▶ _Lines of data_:
========================

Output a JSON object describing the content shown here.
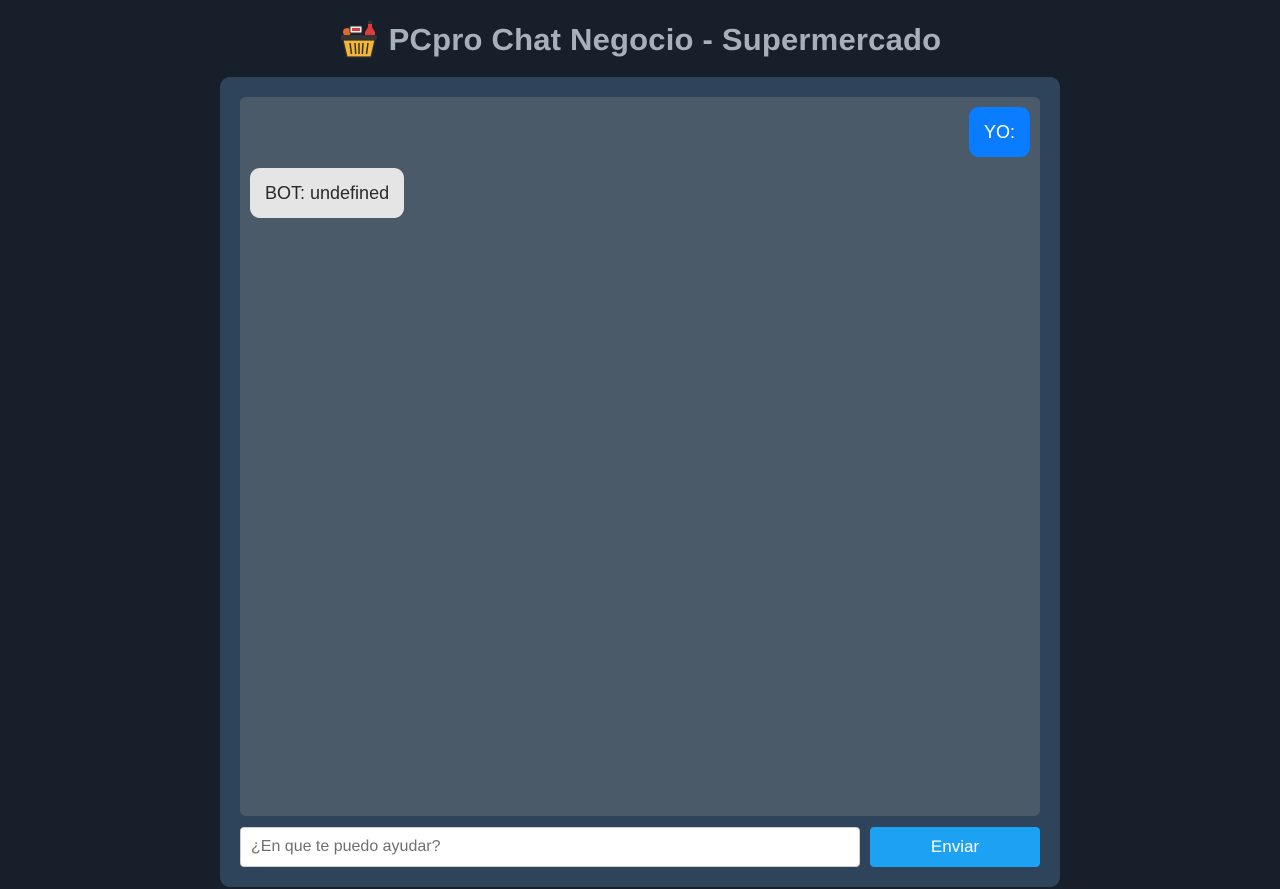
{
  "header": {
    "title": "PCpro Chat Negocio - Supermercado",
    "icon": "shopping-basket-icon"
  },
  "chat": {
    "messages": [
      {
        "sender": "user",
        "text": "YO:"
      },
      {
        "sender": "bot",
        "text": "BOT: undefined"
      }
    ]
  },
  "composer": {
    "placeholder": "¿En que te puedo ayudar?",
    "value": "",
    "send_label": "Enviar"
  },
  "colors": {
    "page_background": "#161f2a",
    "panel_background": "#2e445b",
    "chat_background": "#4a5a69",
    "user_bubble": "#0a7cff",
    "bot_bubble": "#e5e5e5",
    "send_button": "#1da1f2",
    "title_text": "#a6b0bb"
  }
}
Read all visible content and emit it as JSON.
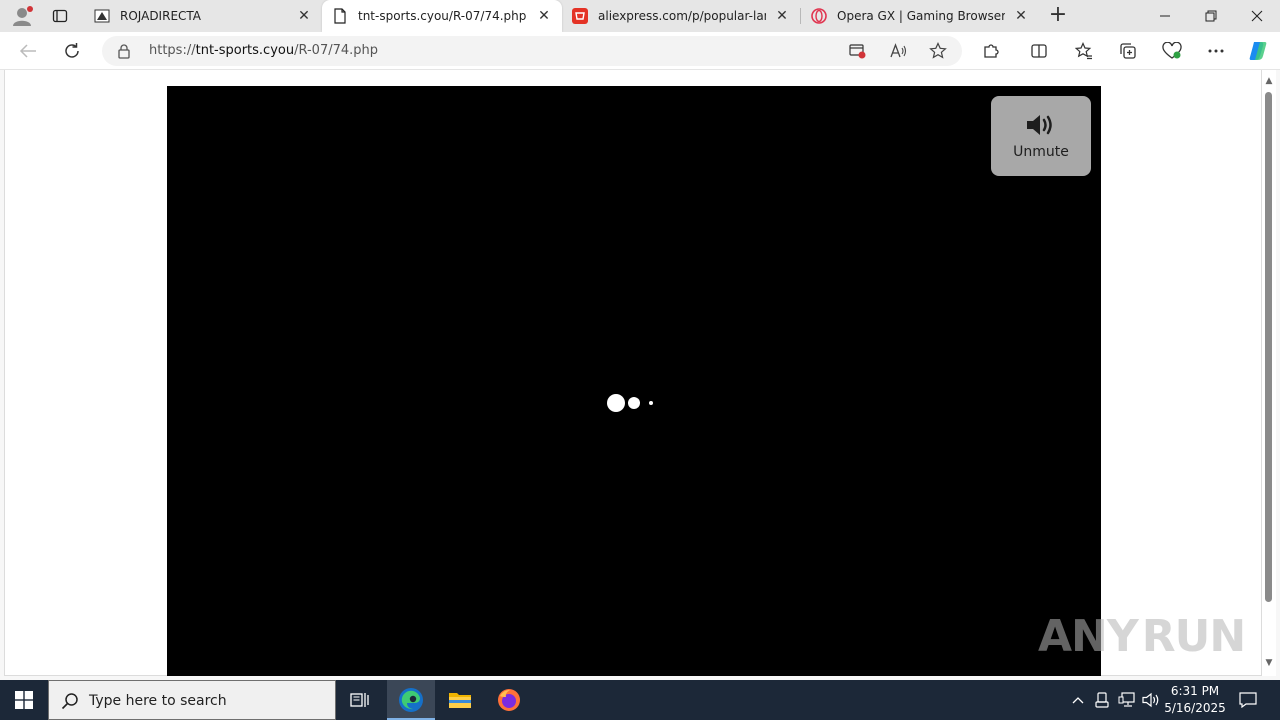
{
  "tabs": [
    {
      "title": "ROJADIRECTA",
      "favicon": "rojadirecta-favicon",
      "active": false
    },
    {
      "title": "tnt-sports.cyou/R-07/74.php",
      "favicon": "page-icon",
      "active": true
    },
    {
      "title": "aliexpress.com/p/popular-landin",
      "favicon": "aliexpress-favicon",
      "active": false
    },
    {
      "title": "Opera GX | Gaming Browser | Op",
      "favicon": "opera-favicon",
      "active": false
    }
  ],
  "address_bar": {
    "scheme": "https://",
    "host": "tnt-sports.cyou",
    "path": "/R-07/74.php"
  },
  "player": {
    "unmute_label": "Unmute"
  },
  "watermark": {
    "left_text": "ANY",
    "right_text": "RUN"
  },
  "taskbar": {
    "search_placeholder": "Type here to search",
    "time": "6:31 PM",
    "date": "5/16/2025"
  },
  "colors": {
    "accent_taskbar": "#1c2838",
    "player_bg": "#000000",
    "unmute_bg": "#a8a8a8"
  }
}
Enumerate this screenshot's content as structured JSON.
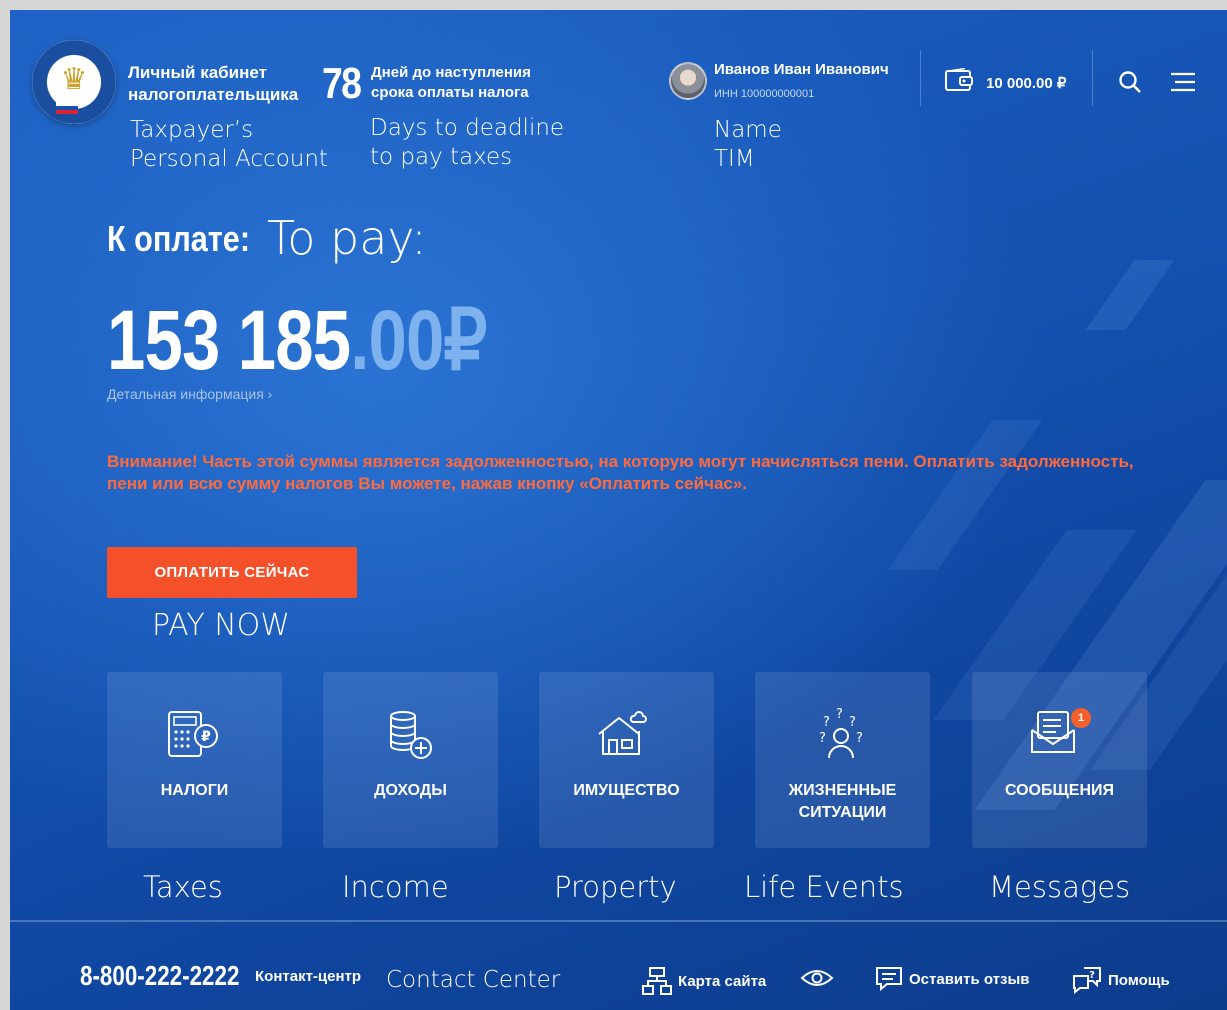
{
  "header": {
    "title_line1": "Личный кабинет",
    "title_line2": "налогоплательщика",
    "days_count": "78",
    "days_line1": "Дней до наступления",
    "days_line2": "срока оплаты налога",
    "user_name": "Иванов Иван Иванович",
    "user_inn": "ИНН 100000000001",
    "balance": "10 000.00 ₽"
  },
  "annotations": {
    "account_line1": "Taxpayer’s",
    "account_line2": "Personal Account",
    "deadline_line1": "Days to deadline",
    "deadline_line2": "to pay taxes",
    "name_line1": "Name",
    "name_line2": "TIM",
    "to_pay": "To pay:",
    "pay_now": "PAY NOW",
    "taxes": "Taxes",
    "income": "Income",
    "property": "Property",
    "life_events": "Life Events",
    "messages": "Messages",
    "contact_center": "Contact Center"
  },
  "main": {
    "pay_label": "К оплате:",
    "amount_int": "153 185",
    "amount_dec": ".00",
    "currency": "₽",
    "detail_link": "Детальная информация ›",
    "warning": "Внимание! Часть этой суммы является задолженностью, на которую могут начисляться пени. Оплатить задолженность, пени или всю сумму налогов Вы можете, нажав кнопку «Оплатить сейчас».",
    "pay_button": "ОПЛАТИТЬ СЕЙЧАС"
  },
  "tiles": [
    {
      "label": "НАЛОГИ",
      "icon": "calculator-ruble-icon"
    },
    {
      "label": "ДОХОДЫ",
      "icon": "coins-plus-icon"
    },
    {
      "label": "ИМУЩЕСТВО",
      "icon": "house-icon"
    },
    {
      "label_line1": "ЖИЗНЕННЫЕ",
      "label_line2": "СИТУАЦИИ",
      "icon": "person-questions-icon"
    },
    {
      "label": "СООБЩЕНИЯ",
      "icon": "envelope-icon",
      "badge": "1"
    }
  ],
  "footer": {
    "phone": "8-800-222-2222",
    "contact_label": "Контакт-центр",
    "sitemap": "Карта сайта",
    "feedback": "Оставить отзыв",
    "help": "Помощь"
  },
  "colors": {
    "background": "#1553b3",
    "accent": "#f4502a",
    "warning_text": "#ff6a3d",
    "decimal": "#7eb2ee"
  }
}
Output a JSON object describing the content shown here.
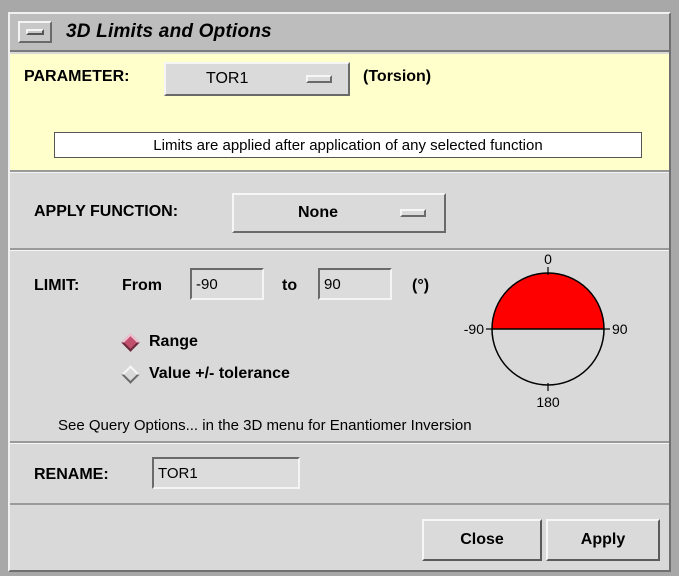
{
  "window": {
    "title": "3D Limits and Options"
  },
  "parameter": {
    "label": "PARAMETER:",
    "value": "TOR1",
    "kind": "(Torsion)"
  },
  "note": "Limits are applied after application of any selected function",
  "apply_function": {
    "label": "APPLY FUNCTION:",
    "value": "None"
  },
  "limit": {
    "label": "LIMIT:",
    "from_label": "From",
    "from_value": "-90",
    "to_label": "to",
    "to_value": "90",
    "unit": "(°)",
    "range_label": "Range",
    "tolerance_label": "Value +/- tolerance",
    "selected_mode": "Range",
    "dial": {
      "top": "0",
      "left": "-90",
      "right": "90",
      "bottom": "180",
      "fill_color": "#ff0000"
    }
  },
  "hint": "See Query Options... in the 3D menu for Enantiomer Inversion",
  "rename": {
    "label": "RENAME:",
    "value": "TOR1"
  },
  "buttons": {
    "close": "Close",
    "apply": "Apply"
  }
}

========================

▶ _What you will do_:
All of the material above is to be copied exactly, except for its images.

▶ _Task output_:
Output a JSON object describing the content shown here.
{
  "header": {
    "title": "PCpro Chat Negocio - Supermercado",
    "icon": "shopping-basket-icon"
  },
  "chat": {
    "messages": [
      {
        "sender": "user",
        "text": "YO:"
      },
      {
        "sender": "bot",
        "text": "BOT: undefined"
      }
    ]
  },
  "composer": {
    "placeholder": "¿En que te puedo ayudar?",
    "value": "",
    "send_label": "Enviar"
  },
  "colors": {
    "page_background": "#161f2a",
    "panel_background": "#2e445b",
    "chat_background": "#4a5a69",
    "user_bubble": "#0a7cff",
    "bot_bubble": "#e5e5e5",
    "send_button": "#1da1f2",
    "title_text": "#a6b0bb"
  }
}
Read all visible content and emit it as JSON.
{
  "tabs": [
    {
      "title": "ROJADIRECTA",
      "favicon": "rojadirecta-favicon",
      "active": false
    },
    {
      "title": "tnt-sports.cyou/R-07/74.php",
      "favicon": "page-icon",
      "active": true
    },
    {
      "title": "aliexpress.com/p/popular-landin",
      "favicon": "aliexpress-favicon",
      "active": false
    },
    {
      "title": "Opera GX | Gaming Browser | Op",
      "favicon": "opera-favicon",
      "active": false
    }
  ],
  "address_bar": {
    "scheme": "https://",
    "host": "tnt-sports.cyou",
    "path": "/R-07/74.php"
  },
  "player": {
    "unmute_label": "Unmute"
  },
  "watermark": {
    "left_text": "ANY",
    "right_text": "RUN"
  },
  "taskbar": {
    "search_placeholder": "Type here to search",
    "time": "6:31 PM",
    "date": "5/16/2025"
  },
  "colors": {
    "accent_taskbar": "#1c2838",
    "player_bg": "#000000",
    "unmute_bg": "#a8a8a8"
  }
}
Enumerate this screenshot's content as structured JSON.
{
  "header": {
    "title_line1": "Личный кабинет",
    "title_line2": "налогоплательщика",
    "days_count": "78",
    "days_line1": "Дней до наступления",
    "days_line2": "срока оплаты налога",
    "user_name": "Иванов Иван Иванович",
    "user_inn": "ИНН 100000000001",
    "balance": "10 000.00 ₽"
  },
  "annotations": {
    "account_line1": "Taxpayer’s",
    "account_line2": "Personal Account",
    "deadline_line1": "Days to deadline",
    "deadline_line2": "to pay taxes",
    "name_line1": "Name",
    "name_line2": "TIM",
    "to_pay": "To pay:",
    "pay_now": "PAY NOW",
    "taxes": "Taxes",
    "income": "Income",
    "property": "Property",
    "life_events": "Life Events",
    "messages": "Messages",
    "contact_center": "Contact Center"
  },
  "main": {
    "pay_label": "К оплате:",
    "amount_int": "153 185",
    "amount_dec": ".00",
    "currency": "₽",
    "detail_link": "Детальная информация ›",
    "warning": "Внимание! Часть этой суммы является задолженностью, на которую могут начисляться пени. Оплатить задолженность, пени или всю сумму налогов Вы можете, нажав кнопку «Оплатить сейчас».",
    "pay_button": "ОПЛАТИТЬ СЕЙЧАС"
  },
  "tiles": [
    {
      "label": "НАЛОГИ",
      "icon": "calculator-ruble-icon"
    },
    {
      "label": "ДОХОДЫ",
      "icon": "coins-plus-icon"
    },
    {
      "label": "ИМУЩЕСТВО",
      "icon": "house-icon"
    },
    {
      "label_line1": "ЖИЗНЕННЫЕ",
      "label_line2": "СИТУАЦИИ",
      "icon": "person-questions-icon"
    },
    {
      "label": "СООБЩЕНИЯ",
      "icon": "envelope-icon",
      "badge": "1"
    }
  ],
  "footer": {
    "phone": "8-800-222-2222",
    "contact_label": "Контакт-центр",
    "sitemap": "Карта сайта",
    "feedback": "Оставить отзыв",
    "help": "Помощь"
  },
  "colors": {
    "background": "#1553b3",
    "accent": "#f4502a",
    "warning_text": "#ff6a3d",
    "decimal": "#7eb2ee"
  }
}
Output a JSON object describing the content shown here.
{
  "window": {
    "title": "3D Limits and Options"
  },
  "parameter": {
    "label": "PARAMETER:",
    "value": "TOR1",
    "kind": "(Torsion)"
  },
  "note": "Limits are applied after application of any selected function",
  "apply_function": {
    "label": "APPLY FUNCTION:",
    "value": "None"
  },
  "limit": {
    "label": "LIMIT:",
    "from_label": "From",
    "from_value": "-90",
    "to_label": "to",
    "to_value": "90",
    "unit": "(°)",
    "range_label": "Range",
    "tolerance_label": "Value +/- tolerance",
    "selected_mode": "Range",
    "dial": {
      "top": "0",
      "left": "-90",
      "right": "90",
      "bottom": "180",
      "fill_color": "#ff0000"
    }
  },
  "hint": "See Query Options... in the 3D menu for Enantiomer Inversion",
  "rename": {
    "label": "RENAME:",
    "value": "TOR1"
  },
  "buttons": {
    "close": "Close",
    "apply": "Apply"
  }
}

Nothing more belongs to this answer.